Start of DOCUMENT EXTRACT
Jensen, a 43-year-old lawyer who lives in Reston, Va., and also has a home in California, read about Mount Auburn’s statement on the Internet and send accusations to Cincinnati Presbytery against Mount Auburn’s pastor, Steve Van Kuiken, and its pastor emeritus, Hal Porter.
Jensen also has made complaints regarding the ordination last fall of Katie Morrison, a lesbian who has said publicly that she lives in a committed relationship with a female partner. Jensen said he has accused six Presbyterian pastors in Redwoods Presbytery of “willful and deliberate” violations of their ordination vows for participating in Morrison’s ordination as a minister last October at First church in San Anselmo, Calif., and has alleged that Morrison tried to mislead presbytery examiners and that she does not comply with the constitutional fidelity and chastity standards.
Jensen said he also has made accusations against other ministers in other presbyteries — Yellowstone, Baltimore and National Capital among them — all involving people he does not know and situations he became familiar with by reading the Presbyterian Layman and the Web sites for the Presbyterian Coalition, an evangelical group, and That All May Freely Serve, an organization that’s working to open ordination in the PC(USA) to non-celibate gays and lesbians.
He argues — and others agree — that for someone to openly state defiance is in essence to invite a disciplinary challenge. Even some on the other side admit that “If you say, ‘Here we are, come and get us,’ you can hardly complain when they come,” said one minister who disagrees with the “fidelity and chastity” standard.
“I’m trying to uphold the Constitution and to enforce it,” Jensen said in an interview. “Every one of these individuals that I’ve [accused] has himself or herself taken the initiative to not only defy the Constitution, but have publicized their defiance . . . These are not shy people.”
Jensen, who described himself as a “cradle Presbyterian,” said he’s been a member since 1979 of St. Andrews church, Newport Beach, Calif. He lived in California for years before taking a job recently on the East Coast. Jensen said he will make accusations against “everyone I know about” who’s violating the Constitution — so far, he’s made more than a dozen, and is contemplating more, in what he sees as “pretty much of a black and white issue.”
End of DOCUMENT EXTRACT
◆ CHALLENGES
• A. In the article about Jensen's church accusations, which church has he belonged to since 1979?
• B. Please write the next part of the article about Jensen's church accusations, picking up after its final paragraph.
Start of ENTRIES PROVIDED
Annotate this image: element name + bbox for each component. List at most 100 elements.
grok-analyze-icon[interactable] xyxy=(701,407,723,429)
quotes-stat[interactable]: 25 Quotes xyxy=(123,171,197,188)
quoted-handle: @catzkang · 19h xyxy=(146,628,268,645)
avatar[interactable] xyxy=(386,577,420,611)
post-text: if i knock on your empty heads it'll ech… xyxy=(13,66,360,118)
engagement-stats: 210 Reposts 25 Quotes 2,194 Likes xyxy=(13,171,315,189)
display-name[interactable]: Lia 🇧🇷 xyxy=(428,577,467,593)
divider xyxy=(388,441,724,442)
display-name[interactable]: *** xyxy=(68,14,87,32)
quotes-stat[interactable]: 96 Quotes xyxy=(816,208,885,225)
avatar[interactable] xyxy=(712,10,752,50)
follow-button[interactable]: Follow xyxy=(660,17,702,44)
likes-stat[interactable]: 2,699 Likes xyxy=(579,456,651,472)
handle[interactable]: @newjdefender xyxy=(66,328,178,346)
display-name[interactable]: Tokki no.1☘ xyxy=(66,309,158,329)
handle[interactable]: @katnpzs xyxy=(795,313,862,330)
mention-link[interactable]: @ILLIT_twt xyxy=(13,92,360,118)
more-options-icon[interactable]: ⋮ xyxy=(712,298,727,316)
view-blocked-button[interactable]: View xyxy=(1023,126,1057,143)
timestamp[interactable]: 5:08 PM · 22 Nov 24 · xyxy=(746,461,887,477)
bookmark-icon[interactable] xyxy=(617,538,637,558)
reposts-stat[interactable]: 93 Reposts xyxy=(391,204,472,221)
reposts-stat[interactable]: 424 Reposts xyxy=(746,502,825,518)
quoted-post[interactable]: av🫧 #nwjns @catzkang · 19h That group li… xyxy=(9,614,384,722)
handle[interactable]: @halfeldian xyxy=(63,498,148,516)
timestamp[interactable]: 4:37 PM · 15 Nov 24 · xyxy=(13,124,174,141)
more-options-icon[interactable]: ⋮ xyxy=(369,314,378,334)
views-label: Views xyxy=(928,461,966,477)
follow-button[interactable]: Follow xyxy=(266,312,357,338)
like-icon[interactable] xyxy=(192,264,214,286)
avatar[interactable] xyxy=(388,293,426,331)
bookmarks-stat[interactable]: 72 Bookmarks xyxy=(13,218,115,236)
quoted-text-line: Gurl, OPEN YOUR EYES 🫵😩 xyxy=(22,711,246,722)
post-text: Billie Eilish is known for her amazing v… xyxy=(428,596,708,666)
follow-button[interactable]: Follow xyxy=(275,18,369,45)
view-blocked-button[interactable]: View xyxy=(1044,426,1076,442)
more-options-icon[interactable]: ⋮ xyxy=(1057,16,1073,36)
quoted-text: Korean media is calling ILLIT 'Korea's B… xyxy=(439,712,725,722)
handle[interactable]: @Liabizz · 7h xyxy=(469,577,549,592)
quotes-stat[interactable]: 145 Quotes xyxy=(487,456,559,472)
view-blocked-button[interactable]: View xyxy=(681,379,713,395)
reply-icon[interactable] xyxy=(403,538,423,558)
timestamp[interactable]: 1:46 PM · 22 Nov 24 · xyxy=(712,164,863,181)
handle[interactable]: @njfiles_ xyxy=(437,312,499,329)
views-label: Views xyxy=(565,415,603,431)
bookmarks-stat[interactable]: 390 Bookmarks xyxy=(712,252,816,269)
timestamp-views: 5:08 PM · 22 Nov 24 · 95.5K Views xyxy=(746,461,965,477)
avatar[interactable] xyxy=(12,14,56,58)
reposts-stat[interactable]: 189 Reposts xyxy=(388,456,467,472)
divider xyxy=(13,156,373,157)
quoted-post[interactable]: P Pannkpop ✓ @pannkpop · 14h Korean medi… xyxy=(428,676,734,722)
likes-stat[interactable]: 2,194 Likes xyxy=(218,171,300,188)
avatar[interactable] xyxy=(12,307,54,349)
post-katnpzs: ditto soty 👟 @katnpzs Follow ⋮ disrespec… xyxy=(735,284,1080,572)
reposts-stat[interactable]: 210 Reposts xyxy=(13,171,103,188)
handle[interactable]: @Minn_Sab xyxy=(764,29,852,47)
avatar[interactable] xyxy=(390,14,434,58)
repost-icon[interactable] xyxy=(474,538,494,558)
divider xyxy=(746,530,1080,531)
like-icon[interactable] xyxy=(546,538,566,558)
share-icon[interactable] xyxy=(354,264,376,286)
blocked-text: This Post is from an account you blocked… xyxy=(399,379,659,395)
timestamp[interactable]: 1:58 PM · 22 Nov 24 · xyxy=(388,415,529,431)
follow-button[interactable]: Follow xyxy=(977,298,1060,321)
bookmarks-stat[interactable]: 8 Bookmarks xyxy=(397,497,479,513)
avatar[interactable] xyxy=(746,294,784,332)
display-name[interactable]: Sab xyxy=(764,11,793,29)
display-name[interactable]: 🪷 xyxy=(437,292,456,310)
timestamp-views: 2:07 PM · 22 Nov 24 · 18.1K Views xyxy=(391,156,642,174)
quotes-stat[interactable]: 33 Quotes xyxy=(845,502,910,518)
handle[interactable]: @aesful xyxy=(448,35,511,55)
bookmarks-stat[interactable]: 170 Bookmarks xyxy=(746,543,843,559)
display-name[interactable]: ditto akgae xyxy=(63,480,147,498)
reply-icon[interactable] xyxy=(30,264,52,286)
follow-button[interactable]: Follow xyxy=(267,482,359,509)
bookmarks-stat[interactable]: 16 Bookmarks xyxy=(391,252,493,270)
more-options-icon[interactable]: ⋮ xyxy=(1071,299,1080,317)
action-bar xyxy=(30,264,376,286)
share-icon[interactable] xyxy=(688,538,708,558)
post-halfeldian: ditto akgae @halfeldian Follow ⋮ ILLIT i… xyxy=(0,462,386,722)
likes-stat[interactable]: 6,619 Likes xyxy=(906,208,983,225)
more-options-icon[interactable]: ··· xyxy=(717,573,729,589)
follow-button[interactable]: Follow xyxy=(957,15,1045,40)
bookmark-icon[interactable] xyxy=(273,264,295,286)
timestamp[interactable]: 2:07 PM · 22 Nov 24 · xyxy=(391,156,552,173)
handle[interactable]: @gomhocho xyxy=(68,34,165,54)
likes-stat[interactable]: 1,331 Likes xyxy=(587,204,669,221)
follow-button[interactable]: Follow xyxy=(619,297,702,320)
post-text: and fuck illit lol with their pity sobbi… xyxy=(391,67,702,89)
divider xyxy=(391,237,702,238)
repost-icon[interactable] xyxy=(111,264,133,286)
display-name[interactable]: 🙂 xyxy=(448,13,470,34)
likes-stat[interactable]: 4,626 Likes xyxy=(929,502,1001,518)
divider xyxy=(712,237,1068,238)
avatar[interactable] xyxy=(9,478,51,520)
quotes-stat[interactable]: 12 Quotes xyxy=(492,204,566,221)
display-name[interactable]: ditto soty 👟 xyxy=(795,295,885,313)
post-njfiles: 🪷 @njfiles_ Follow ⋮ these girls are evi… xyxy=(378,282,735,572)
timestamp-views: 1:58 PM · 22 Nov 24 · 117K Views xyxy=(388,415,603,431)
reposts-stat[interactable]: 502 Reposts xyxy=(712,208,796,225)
End of ENTRIES PROVIDED
◆ RESPONSES TO THE TASKS
• A. St. Andrews church in Newport Beach, Calif.

• B.
In Jensen’s view, those who defy the denomination’s Constitution are seeking to “destroy our church.” The presbyteries have voted repeatedly to uphold the fidelity and chastity standard and “the issue is settled,” he said. The PC(USA) is a connectional denomination, and “to tear that down is to seek to destroy the Presbyterian church,” Jensen said. “This is not a congregational church. Ordination in one presbytery is ordination for the entire church.” If you disagree, “change the Constitution — fight to change it— but don’t destroy it. I take great umbrage at those who would defy our Constitution.”
Knowing that — that there are people in the church who are more than willing to ask for charges against those who practice disobedience — puts dissenting churches in a difficult position. Some evangelicals have called for the Covenant Network, one of the leaders in the fight to allow gays and lesbians to be ordained, to send an unequivocal message to the network’s supporters that the denomination has spoken and that, like it or not, the Constitution now must be obeyed. And evangelicals also are pushing Kirkpatrick, the stated clerk, to become more aggressive in pursuing disciplinary cases against those who flout the Constitution.
Those who want the Constitution changed say they don’t have, at least for now, a unified strategy. Some favor open disobedience. There’s too much at stake, they say, to be quiet and wait for the denomination to change its mind. Others are less comfortable with that — and the question is difficult for congregations that may include both those who want to defy and those who feel obliged to follow the Constitution. It’s also very difficult for those who disagree with Jensen — who don’t consider the question of ordaining gays and lesbians to be at all settled and done with in the PC(USA) — to do what the conservatives insist they must: submit to the fidelity and chastity rule or leave the denomination.
“Despite this vote, the issues involved have not gone away,” the Covenant Network’s board of directors said in a statement released after the defeat this winter of another proposed amendment to remove “fidelity and chastity” from the Constitution. “We continue to believe that the amendment offered the most faithful way for Presbyterians to serve together, while respecting the conscientiously held convictions of each. We trust that the failure of the amendment will not lead to attempts to enforce a particular point of view on all Presbyterians.”
The flurry of accusations, which clearly indicates that some in the church are more than willing to try to squelch constitutional disobedience, also brings into light some underlying complexities.
Despite the public attention that the accusations will receive, the numbers of congregations or pastors that have openly declared their intent to disobey the Constitution so far does not seem huge. Most observers say they know of a few dozen, at most.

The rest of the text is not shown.